▶ Set task 1: In the post on form submission and character sets, what does the author say the W3C's clear direction is for solving these character set issues?
▶ Set task 2: Carry on the post about form submission and character sets, beginning right after its final sentence.

▶ Excerpt to read:
□ □ □ □ □

RE: Form submission when successful controls contain characters outside the submission character set

I agree with Kuro.  If you want to be compatible with legacy servers
which you seem to want to, then you better encode the text in the
character set of the page or the form.  That is, in your example, 8859-1.

It might actually be nice for the browser to warn the
user when they attempt to type a character outside the 8859-1 set.
I am personally not a fan of software that lets you type in any characters
and then turns those characters into ??? when it sends them to the server.

Unfortunately we have a lot of legacy web pages that use 8859-1 (which
at one point was considered a very "inclusive" character set).  Over
time, these web pages will be improved to use UTF-8 and these issues
will largely go away.  I don't think anyone expects Opera or Mozilla to
be able to compensate for the limitations of legacy servers and legacy
server side code.

The clear direction of the W3C to solve these character set issues is for
new web software to implement good support for UTF-8 and to encourage
web page authors to upgrade to UTF-8.

□ □ □ □ □

▶ Data shown:
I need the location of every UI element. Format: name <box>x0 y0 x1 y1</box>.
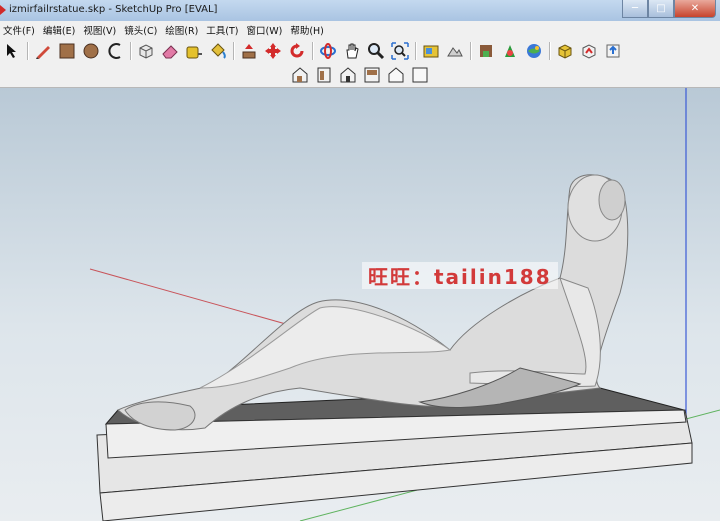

□ □ □ □ □

▶ Written answer 1: New web software should implement good support for UTF-8, and web page authors should be encouraged to upgrade to UTF-8.

▶ Written answer 2:
-Paul


-----Original Message-----
From: KUROSAKA Teruhiko [mailto:kuro@bhlab.com]
Sent: Thursday, September 11, 2003 9:38 AM
To: Ian Hickson
Cc: kuro@sonic.net; www-international@w3.org
Subject: Re: Form submission when successful controls contain characters
outside the submission character set



Ian,


 >>The browser can chose to send the input data in UTF-8, as Martin
 >>suggested already.
 >
 >
 > Unfortunately this is not a workable solution from three reasons:
 >
 >  * If there's an accept-charset attribute, it's wrong to violate it.
 >  * There's no standard way to include character set selection information
 >    in a GET request (for forms with method="get").
 >  * Most servers cannot handle UTF-8 when they expect ISO-8859-1.

I see.

In that case (accept-charset does not include Unicode charsets),
the best "solution" may be simply replace those
out-of-charset characters with a replacement character,
probably '?', on transmission.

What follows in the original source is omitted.